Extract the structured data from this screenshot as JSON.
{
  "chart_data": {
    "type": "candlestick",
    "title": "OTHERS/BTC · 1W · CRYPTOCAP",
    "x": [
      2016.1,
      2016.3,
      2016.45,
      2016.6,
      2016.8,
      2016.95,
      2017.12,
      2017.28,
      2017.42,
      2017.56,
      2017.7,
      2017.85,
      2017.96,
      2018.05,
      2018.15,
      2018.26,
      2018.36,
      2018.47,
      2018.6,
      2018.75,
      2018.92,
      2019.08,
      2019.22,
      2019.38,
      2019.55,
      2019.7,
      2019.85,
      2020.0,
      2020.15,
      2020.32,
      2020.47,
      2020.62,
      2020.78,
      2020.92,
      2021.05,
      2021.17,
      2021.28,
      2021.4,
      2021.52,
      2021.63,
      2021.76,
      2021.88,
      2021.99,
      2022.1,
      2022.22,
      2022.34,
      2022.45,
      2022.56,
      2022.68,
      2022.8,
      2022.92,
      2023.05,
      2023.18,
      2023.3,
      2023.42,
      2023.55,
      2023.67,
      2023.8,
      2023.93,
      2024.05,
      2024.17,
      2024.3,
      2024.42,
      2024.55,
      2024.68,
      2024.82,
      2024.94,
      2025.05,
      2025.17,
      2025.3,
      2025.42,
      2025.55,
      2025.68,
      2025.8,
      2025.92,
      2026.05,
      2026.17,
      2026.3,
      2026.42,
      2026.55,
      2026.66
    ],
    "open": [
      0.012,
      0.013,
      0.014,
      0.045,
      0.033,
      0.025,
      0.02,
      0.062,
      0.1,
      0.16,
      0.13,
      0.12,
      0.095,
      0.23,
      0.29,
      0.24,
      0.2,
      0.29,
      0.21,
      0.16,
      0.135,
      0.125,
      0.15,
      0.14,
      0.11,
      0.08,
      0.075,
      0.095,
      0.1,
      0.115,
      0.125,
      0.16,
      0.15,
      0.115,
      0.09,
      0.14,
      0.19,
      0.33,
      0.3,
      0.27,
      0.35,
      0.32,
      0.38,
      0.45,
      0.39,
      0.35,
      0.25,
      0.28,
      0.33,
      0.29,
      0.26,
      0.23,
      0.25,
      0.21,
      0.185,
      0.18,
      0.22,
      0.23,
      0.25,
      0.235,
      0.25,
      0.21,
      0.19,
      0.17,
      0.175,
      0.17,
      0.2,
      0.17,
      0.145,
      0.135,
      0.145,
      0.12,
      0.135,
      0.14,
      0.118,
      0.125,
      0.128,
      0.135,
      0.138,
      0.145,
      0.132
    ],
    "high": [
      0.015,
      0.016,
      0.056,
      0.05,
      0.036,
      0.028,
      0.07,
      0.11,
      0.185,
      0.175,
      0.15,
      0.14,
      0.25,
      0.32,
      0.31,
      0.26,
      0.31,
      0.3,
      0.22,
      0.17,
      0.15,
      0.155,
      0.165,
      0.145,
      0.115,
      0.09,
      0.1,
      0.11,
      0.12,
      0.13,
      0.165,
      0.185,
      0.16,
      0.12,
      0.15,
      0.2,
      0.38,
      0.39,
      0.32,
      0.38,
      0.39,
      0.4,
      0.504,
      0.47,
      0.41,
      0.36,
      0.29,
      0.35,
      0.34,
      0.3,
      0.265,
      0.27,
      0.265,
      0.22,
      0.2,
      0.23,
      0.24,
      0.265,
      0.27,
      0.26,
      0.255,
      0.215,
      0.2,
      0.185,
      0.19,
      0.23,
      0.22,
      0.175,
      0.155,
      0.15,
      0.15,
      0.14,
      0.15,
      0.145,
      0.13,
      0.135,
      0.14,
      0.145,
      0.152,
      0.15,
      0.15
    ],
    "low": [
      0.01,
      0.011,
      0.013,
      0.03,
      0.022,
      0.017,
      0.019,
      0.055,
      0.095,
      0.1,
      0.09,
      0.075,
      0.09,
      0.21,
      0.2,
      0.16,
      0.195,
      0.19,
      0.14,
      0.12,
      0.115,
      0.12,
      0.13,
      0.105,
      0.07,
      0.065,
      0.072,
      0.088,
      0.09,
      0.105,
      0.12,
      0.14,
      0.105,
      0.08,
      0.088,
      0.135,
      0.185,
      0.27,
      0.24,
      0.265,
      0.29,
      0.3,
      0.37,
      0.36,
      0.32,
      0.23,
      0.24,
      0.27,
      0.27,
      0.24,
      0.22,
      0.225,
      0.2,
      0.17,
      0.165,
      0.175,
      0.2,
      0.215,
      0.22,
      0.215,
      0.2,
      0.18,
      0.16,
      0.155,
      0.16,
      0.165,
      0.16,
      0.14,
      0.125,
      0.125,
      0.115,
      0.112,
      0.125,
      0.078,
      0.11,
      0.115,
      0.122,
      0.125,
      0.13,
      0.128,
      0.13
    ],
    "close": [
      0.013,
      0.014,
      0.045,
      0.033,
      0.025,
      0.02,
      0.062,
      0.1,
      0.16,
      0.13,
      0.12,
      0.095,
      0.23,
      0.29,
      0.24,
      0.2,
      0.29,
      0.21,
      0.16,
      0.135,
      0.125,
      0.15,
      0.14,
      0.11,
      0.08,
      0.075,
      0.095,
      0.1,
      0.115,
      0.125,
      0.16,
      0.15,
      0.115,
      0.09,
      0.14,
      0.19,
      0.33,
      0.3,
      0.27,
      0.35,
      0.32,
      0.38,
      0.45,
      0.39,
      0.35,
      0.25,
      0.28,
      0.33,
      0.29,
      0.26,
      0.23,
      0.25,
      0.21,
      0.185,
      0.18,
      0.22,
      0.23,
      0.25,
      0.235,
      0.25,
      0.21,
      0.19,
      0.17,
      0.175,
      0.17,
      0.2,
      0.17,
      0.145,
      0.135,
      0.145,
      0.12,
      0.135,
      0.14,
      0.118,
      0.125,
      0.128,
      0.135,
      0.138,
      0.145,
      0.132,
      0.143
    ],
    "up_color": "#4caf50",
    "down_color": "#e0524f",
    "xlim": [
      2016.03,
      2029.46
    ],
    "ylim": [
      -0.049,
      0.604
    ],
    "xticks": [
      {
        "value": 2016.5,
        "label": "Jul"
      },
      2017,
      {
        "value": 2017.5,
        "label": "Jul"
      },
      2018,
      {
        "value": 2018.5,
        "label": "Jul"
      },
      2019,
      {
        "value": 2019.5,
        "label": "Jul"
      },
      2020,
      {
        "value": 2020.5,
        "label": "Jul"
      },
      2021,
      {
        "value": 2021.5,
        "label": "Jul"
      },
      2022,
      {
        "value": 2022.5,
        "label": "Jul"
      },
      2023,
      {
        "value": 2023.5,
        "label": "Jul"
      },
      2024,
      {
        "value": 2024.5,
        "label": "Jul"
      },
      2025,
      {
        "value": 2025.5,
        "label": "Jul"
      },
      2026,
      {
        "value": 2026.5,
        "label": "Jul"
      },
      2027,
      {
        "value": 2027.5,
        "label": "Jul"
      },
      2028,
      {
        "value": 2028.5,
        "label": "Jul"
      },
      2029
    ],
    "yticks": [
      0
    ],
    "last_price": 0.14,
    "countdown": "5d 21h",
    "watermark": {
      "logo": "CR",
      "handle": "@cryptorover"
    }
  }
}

▶ [Directions] Reproduce each entry from the records above, character for character.

▶ [Right answer]
Extract the structured data from this screenshot as JSON.
{
  "chart_data": {
    "type": "candlestick",
    "title": "OTHERS/BTC · 1W · CRYPTOCAP",
    "x": [
      2016.1,
      2016.3,
      2016.45,
      2016.6,
      2016.8,
      2016.95,
      2017.12,
      2017.28,
      2017.42,
      2017.56,
      2017.7,
      2017.85,
      2017.96,
      2018.05,
      2018.15,
      2018.26,
      2018.36,
      2018.47,
      2018.6,
      2018.75,
      2018.92,
      2019.08,
      2019.22,
      2019.38,
      2019.55,
      2019.7,
      2019.85,
      2020.0,
      2020.15,
      2020.32,
      2020.47,
      2020.62,
      2020.78,
      2020.92,
      2021.05,
      2021.17,
      2021.28,
      2021.4,
      2021.52,
      2021.63,
      2021.76,
      2021.88,
      2021.99,
      2022.1,
      2022.22,
      2022.34,
      2022.45,
      2022.56,
      2022.68,
      2022.8,
      2022.92,
      2023.05,
      2023.18,
      2023.3,
      2023.42,
      2023.55,
      2023.67,
      2023.8,
      2023.93,
      2024.05,
      2024.17,
      2024.3,
      2024.42,
      2024.55,
      2024.68,
      2024.82,
      2024.94,
      2025.05,
      2025.17,
      2025.3,
      2025.42,
      2025.55,
      2025.68,
      2025.8,
      2025.92,
      2026.05,
      2026.17,
      2026.3,
      2026.42,
      2026.55,
      2026.66
    ],
    "open": [
      0.012,
      0.013,
      0.014,
      0.045,
      0.033,
      0.025,
      0.02,
      0.062,
      0.1,
      0.16,
      0.13,
      0.12,
      0.095,
      0.23,
      0.29,
      0.24,
      0.2,
      0.29,
      0.21,
      0.16,
      0.135,
      0.125,
      0.15,
      0.14,
      0.11,
      0.08,
      0.075,
      0.095,
      0.1,
      0.115,
      0.125,
      0.16,
      0.15,
      0.115,
      0.09,
      0.14,
      0.19,
      0.33,
      0.3,
      0.27,
      0.35,
      0.32,
      0.38,
      0.45,
      0.39,
      0.35,
      0.25,
      0.28,
      0.33,
      0.29,
      0.26,
      0.23,
      0.25,
      0.21,
      0.185,
      0.18,
      0.22,
      0.23,
      0.25,
      0.235,
      0.25,
      0.21,
      0.19,
      0.17,
      0.175,
      0.17,
      0.2,
      0.17,
      0.145,
      0.135,
      0.145,
      0.12,
      0.135,
      0.14,
      0.118,
      0.125,
      0.128,
      0.135,
      0.138,
      0.145,
      0.132
    ],
    "high": [
      0.015,
      0.016,
      0.056,
      0.05,
      0.036,
      0.028,
      0.07,
      0.11,
      0.185,
      0.175,
      0.15,
      0.14,
      0.25,
      0.32,
      0.31,
      0.26,
      0.31,
      0.3,
      0.22,
      0.17,
      0.15,
      0.155,
      0.165,
      0.145,
      0.115,
      0.09,
      0.1,
      0.11,
      0.12,
      0.13,
      0.165,
      0.185,
      0.16,
      0.12,
      0.15,
      0.2,
      0.38,
      0.39,
      0.32,
      0.38,
      0.39,
      0.4,
      0.504,
      0.47,
      0.41,
      0.36,
      0.29,
      0.35,
      0.34,
      0.3,
      0.265,
      0.27,
      0.265,
      0.22,
      0.2,
      0.23,
      0.24,
      0.265,
      0.27,
      0.26,
      0.255,
      0.215,
      0.2,
      0.185,
      0.19,
      0.23,
      0.22,
      0.175,
      0.155,
      0.15,
      0.15,
      0.14,
      0.15,
      0.145,
      0.13,
      0.135,
      0.14,
      0.145,
      0.152,
      0.15,
      0.15
    ],
    "low": [
      0.01,
      0.011,
      0.013,
      0.03,
      0.022,
      0.017,
      0.019,
      0.055,
      0.095,
      0.1,
      0.09,
      0.075,
      0.09,
      0.21,
      0.2,
      0.16,
      0.195,
      0.19,
      0.14,
      0.12,
      0.115,
      0.12,
      0.13,
      0.105,
      0.07,
      0.065,
      0.072,
      0.088,
      0.09,
      0.105,
      0.12,
      0.14,
      0.105,
      0.08,
      0.088,
      0.135,
      0.185,
      0.27,
      0.24,
      0.265,
      0.29,
      0.3,
      0.37,
      0.36,
      0.32,
      0.23,
      0.24,
      0.27,
      0.27,
      0.24,
      0.22,
      0.225,
      0.2,
      0.17,
      0.165,
      0.175,
      0.2,
      0.215,
      0.22,
      0.215,
      0.2,
      0.18,
      0.16,
      0.155,
      0.16,
      0.165,
      0.16,
      0.14,
      0.125,
      0.125,
      0.115,
      0.112,
      0.125,
      0.078,
      0.11,
      0.115,
      0.122,
      0.125,
      0.13,
      0.128,
      0.13
    ],
    "close": [
      0.013,
      0.014,
      0.045,
      0.033,
      0.025,
      0.02,
      0.062,
      0.1,
      0.16,
      0.13,
      0.12,
      0.095,
      0.23,
      0.29,
      0.24,
      0.2,
      0.29,
      0.21,
      0.16,
      0.135,
      0.125,
      0.15,
      0.14,
      0.11,
      0.08,
      0.075,
      0.095,
      0.1,
      0.115,
      0.125,
      0.16,
      0.15,
      0.115,
      0.09,
      0.14,
      0.19,
      0.33,
      0.3,
      0.27,
      0.35,
      0.32,
      0.38,
      0.45,
      0.39,
      0.35,
      0.25,
      0.28,
      0.33,
      0.29,
      0.26,
      0.23,
      0.25,
      0.21,
      0.185,
      0.18,
      0.22,
      0.23,
      0.25,
      0.235,
      0.25,
      0.21,
      0.19,
      0.17,
      0.175,
      0.17,
      0.2,
      0.17,
      0.145,
      0.135,
      0.145,
      0.12,
      0.135,
      0.14,
      0.118,
      0.125,
      0.128,
      0.135,
      0.138,
      0.145,
      0.132,
      0.143
    ],
    "up_color": "#4caf50",
    "down_color": "#e0524f",
    "xlim": [
      2016.03,
      2029.46
    ],
    "ylim": [
      -0.049,
      0.604
    ],
    "xticks": [
      {
        "value": 2016.5,
        "label": "Jul"
      },
      2017,
      {
        "value": 2017.5,
        "label": "Jul"
      },
      2018,
      {
        "value": 2018.5,
        "label": "Jul"
      },
      2019,
      {
        "value": 2019.5,
        "label": "Jul"
      },
      2020,
      {
        "value": 2020.5,
        "label": "Jul"
      },
      2021,
      {
        "value": 2021.5,
        "label": "Jul"
      },
      2022,
      {
        "value": 2022.5,
        "label": "Jul"
      },
      2023,
      {
        "value": 2023.5,
        "label": "Jul"
      },
      2024,
      {
        "value": 2024.5,
        "label": "Jul"
      },
      2025,
      {
        "value": 2025.5,
        "label": "Jul"
      },
      2026,
      {
        "value": 2026.5,
        "label": "Jul"
      },
      2027,
      {
        "value": 2027.5,
        "label": "Jul"
      },
      2028,
      {
        "value": 2028.5,
        "label": "Jul"
      },
      2029
    ],
    "yticks": [
      0
    ],
    "last_price": 0.14,
    "countdown": "5d 21h",
    "watermark": {
      "logo": "CR",
      "handle": "@cryptorover"
    }
  }
}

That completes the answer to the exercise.